Collected data entries:
--------------------------------

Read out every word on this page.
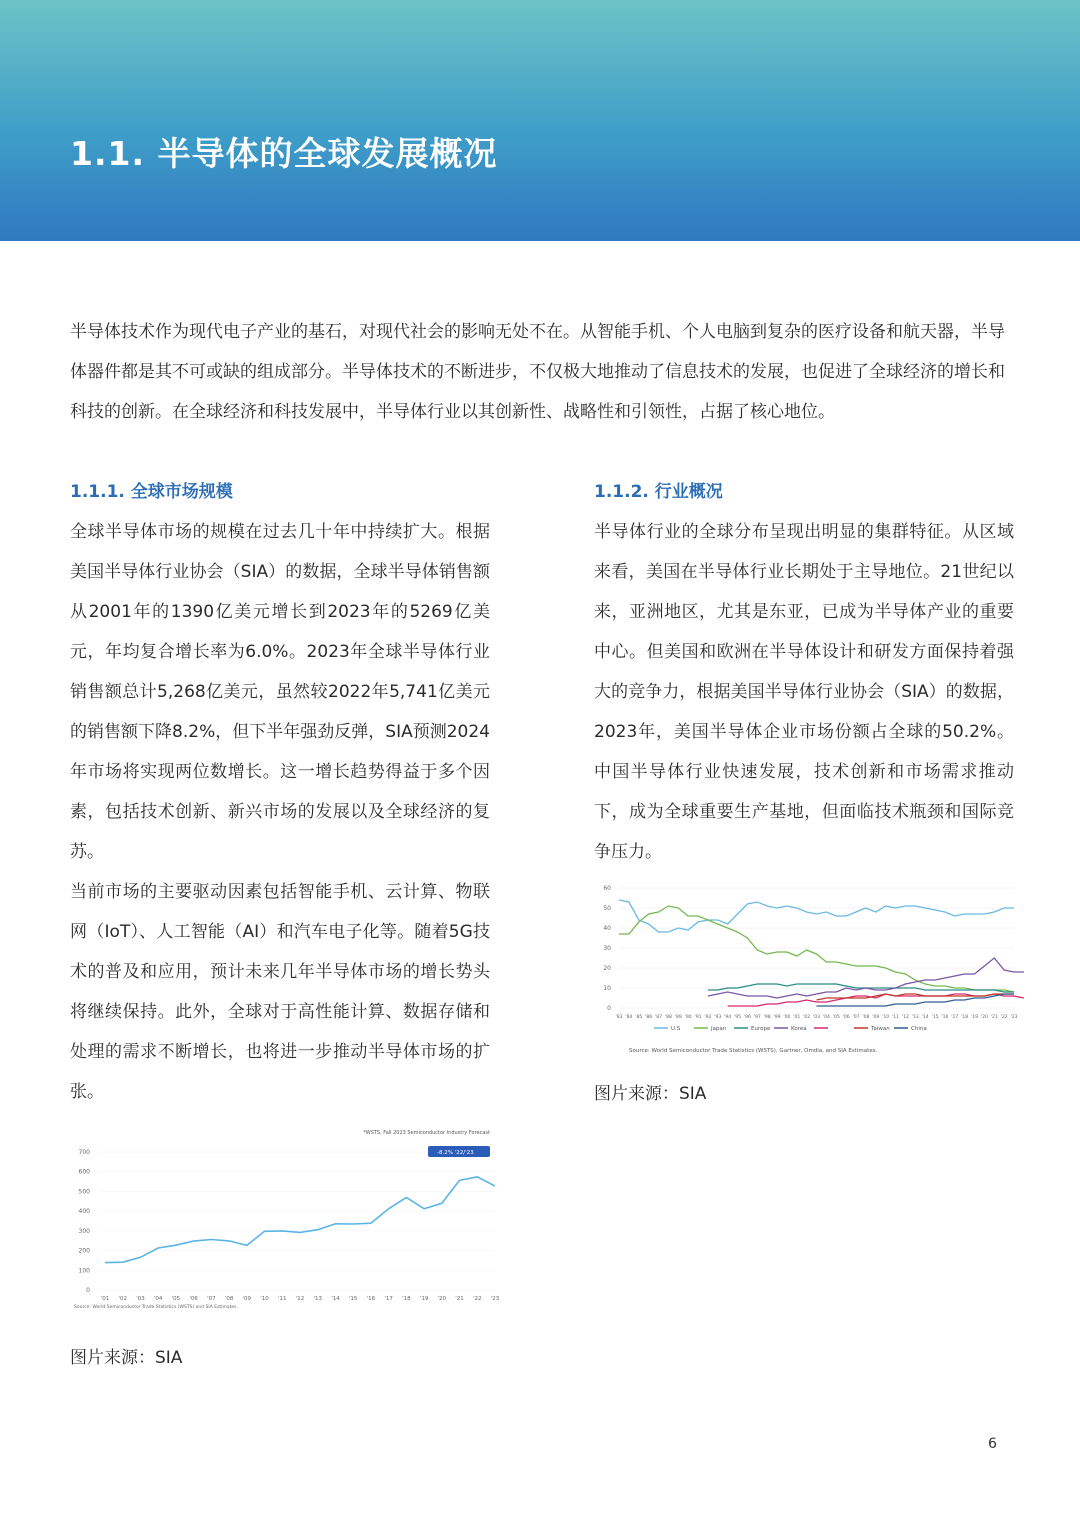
1.1. 半导体的全球发展概况

半导体技术作为现代电子产业的基石，对现代社会的影响无处不在。从智能手机、个人电脑到复杂的医疗设备和航天器，半导体器件都是其不可或缺的组成部分。半导体技术的不断进步，不仅极大地推动了信息技术的发展，也促进了全球经济的增长和科技的创新。在全球经济和科技发展中，半导体行业以其创新性、战略性和引领性，占据了核心地位。

1.1.1. 全球市场规模

全球半导体市场的规模在过去几十年中持续扩大。根据美国半导体行业协会（SIA）的数据，全球半导体销售额从2001年的1390亿美元增长到2023年的5269亿美元，年均复合增长率为6.0%。2023年全球半导体行业销售额总计5,268亿美元，虽然较2022年5,741亿美元的销售额下降8.2%，但下半年强劲反弹，SIA预测2024年市场将实现两位数增长。这一增长趋势得益于多个因素，包括技术创新、新兴市场的发展以及全球经济的复苏。

当前市场的主要驱动因素包括智能手机、云计算、物联网（IoT）、人工智能（AI）和汽车电子化等。随着5G技术的普及和应用，预计未来几年半导体市场的增长势头将继续保持。此外，全球对于高性能计算、数据存储和处理的需求不断增长，也将进一步推动半导体市场的扩张。

*WSTS, Fall 2023 Semiconductor Industry Forecast
0
100
200
300
400
500
600
700
'01 '02 '03 '04 '05 '06 '07 '08 '09 '10 '11 '12 '13 '14 '15 '16 '17 '18 '19 '20 '21 '22 '23
-8.2% '22/'23
Source: World Semiconductor Trade Statistics (WSTS) and SIA Estimates.

图片来源：SIA

1.1.2. 行业概况

半导体行业的全球分布呈现出明显的集群特征。从区域来看，美国在半导体行业长期处于主导地位。21世纪以来，亚洲地区，尤其是东亚，已成为半导体产业的重要中心。但美国和欧洲在半导体设计和研发方面保持着强大的竞争力，根据美国半导体行业协会（SIA）的数据，2023年，美国半导体企业市场份额占全球的50.2%。中国半导体行业快速发展，技术创新和市场需求推动下，成为全球重要生产基地，但面临技术瓶颈和国际竞争压力。

0
10
20
30
40
50
60
'83 '84 '85 '86 '87 '88 '89 '90 '91 '92 '93 '94 '95 '96 '97 '98 '99 '00 '01 '02 '03 '04 '05 '06 '07 '08 '09 '10 '11 '12 '13 '14 '15 '16 '17 '18 '19 '20 '21 '22 '23
U.S	Japan	Europe	Korea	Taiwan	China
Source: World Semiconductor Trade Statistics (WSTS), Gartner, Omdia, and SIA Estimates.

图片来源：SIA

6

--------------------------------

- [GIVEN TASK]:
Copy all lines from the material that include "Statistics".

- [ANSWER TO THE PROBLEM]:
Source: World Semiconductor Trade Statistics (WSTS) and SIA Estimates.
Source: World Semiconductor Trade Statistics (WSTS), Gartner, Omdia, and SIA Estimates.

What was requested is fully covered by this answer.